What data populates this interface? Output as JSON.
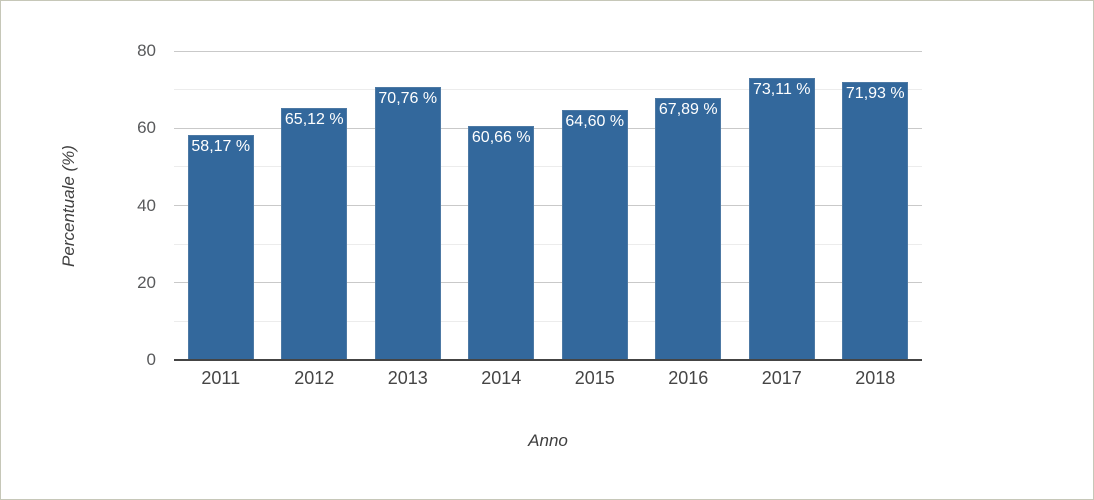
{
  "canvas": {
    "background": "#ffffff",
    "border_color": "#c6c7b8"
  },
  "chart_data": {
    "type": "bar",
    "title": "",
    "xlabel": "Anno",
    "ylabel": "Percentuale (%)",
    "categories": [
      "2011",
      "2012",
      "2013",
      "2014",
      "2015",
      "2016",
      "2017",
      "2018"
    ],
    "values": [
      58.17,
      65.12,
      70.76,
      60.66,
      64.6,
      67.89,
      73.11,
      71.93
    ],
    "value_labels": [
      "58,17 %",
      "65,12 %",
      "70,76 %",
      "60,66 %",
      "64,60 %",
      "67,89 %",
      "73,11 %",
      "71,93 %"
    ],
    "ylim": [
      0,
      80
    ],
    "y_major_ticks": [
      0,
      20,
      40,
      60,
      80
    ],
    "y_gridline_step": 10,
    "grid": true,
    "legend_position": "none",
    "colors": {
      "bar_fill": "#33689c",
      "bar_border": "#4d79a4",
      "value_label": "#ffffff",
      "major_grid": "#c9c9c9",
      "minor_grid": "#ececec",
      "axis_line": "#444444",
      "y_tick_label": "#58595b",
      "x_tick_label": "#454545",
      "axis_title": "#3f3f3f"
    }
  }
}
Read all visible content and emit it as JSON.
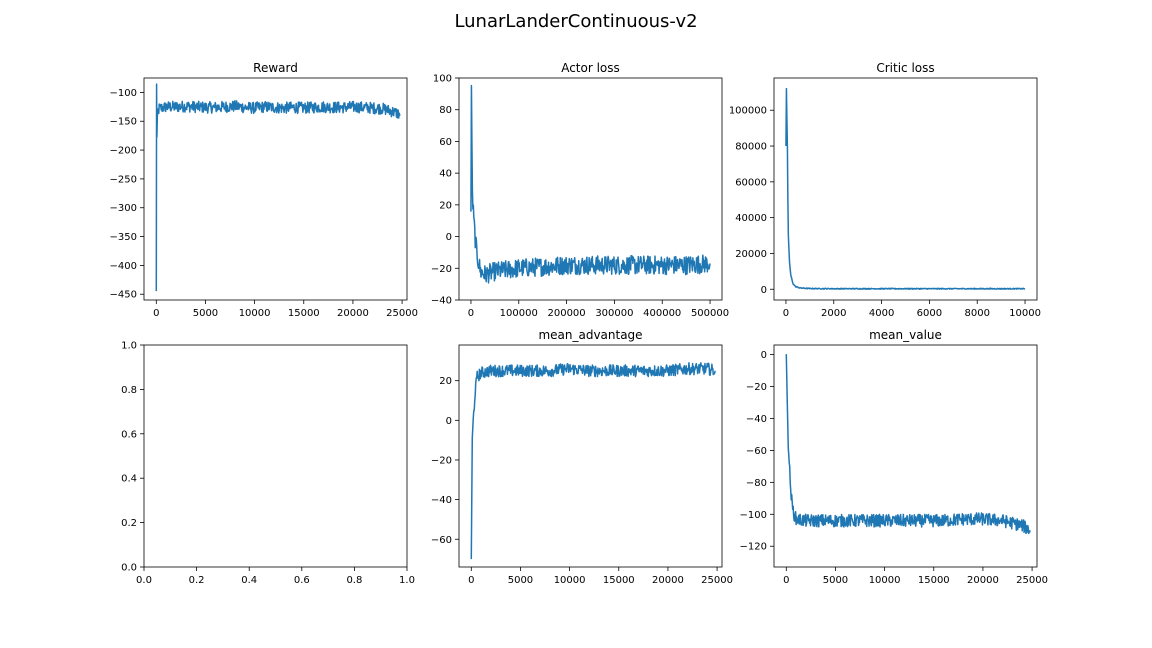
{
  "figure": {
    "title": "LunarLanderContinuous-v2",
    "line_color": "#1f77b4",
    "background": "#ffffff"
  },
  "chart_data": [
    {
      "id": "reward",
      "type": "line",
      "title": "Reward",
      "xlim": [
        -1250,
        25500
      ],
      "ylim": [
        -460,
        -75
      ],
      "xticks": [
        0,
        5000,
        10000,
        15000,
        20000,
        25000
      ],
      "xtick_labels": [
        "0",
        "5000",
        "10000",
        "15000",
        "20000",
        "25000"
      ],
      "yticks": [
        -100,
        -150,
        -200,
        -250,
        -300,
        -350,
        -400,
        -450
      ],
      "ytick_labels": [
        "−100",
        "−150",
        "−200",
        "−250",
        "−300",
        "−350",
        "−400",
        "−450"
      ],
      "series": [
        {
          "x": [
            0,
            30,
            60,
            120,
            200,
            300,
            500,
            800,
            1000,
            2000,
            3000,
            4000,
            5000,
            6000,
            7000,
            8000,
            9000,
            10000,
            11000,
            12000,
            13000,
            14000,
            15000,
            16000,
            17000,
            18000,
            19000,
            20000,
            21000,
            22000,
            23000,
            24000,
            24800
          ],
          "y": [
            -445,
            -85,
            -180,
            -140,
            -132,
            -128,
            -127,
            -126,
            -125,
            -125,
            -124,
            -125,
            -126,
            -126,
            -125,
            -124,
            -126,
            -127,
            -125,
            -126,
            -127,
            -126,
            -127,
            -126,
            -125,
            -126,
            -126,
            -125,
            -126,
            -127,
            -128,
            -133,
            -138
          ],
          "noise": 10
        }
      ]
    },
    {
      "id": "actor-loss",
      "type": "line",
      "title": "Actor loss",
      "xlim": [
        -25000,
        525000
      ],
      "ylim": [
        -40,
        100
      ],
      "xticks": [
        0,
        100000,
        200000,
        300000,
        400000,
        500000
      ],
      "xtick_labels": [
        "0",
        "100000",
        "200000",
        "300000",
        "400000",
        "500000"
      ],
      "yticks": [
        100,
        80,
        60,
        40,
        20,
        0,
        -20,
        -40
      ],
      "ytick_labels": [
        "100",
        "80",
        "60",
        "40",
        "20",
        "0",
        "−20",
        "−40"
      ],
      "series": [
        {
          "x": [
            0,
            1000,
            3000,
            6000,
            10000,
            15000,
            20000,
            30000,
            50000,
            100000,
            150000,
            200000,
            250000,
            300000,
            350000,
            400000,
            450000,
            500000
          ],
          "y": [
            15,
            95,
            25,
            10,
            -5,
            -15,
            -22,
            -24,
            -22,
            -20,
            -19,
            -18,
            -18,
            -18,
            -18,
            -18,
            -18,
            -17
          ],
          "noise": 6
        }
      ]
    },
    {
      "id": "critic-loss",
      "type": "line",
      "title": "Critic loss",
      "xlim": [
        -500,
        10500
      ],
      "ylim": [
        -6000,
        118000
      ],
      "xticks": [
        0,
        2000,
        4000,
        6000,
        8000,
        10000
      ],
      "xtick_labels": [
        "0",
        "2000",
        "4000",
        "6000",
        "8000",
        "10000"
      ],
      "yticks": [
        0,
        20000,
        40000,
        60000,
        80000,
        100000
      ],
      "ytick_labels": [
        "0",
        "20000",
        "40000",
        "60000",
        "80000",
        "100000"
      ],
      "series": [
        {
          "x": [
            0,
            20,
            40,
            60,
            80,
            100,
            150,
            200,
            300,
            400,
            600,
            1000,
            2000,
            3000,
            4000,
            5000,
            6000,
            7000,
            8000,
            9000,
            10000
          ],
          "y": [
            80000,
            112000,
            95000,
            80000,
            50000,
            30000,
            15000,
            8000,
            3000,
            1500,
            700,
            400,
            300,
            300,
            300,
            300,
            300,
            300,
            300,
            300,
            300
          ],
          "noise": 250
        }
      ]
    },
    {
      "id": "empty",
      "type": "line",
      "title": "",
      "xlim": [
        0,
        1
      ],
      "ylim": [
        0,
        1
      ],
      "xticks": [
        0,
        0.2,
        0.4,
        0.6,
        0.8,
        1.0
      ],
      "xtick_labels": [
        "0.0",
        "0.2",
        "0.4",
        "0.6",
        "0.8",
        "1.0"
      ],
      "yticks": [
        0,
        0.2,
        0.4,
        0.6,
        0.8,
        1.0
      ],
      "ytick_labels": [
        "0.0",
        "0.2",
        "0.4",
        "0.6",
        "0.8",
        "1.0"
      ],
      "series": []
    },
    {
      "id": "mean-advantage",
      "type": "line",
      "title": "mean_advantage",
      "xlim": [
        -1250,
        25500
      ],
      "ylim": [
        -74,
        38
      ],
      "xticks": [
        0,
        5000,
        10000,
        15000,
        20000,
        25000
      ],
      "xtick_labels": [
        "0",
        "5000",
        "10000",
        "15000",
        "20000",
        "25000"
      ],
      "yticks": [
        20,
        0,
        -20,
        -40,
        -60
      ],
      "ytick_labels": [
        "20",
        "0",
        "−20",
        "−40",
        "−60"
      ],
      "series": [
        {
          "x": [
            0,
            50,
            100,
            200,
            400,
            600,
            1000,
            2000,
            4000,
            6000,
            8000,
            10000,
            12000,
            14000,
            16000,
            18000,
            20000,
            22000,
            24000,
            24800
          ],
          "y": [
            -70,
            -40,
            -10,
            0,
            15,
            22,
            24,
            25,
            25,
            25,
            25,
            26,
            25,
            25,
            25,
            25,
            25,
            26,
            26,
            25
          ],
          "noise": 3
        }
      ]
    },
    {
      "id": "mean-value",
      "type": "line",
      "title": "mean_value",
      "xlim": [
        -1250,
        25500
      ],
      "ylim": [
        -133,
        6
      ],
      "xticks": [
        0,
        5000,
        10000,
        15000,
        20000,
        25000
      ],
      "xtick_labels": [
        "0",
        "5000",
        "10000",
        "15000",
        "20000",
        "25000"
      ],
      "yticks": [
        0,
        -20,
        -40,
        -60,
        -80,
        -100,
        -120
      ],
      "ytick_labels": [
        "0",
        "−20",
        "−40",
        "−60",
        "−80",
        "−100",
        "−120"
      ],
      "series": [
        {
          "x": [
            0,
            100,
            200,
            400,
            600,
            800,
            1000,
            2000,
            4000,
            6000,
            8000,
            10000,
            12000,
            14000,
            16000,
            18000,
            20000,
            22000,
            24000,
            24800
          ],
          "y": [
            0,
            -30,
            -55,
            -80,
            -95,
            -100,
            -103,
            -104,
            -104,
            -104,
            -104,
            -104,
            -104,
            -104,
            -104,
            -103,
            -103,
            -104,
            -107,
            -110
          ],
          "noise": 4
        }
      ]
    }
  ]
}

_Goal of the exercise_
Extract every line that has the string "ffffff" in it.

_Answer to the task_
    "background": "#ffffff",
      "value_label": "#ffffff",
    "background": "#ffffff"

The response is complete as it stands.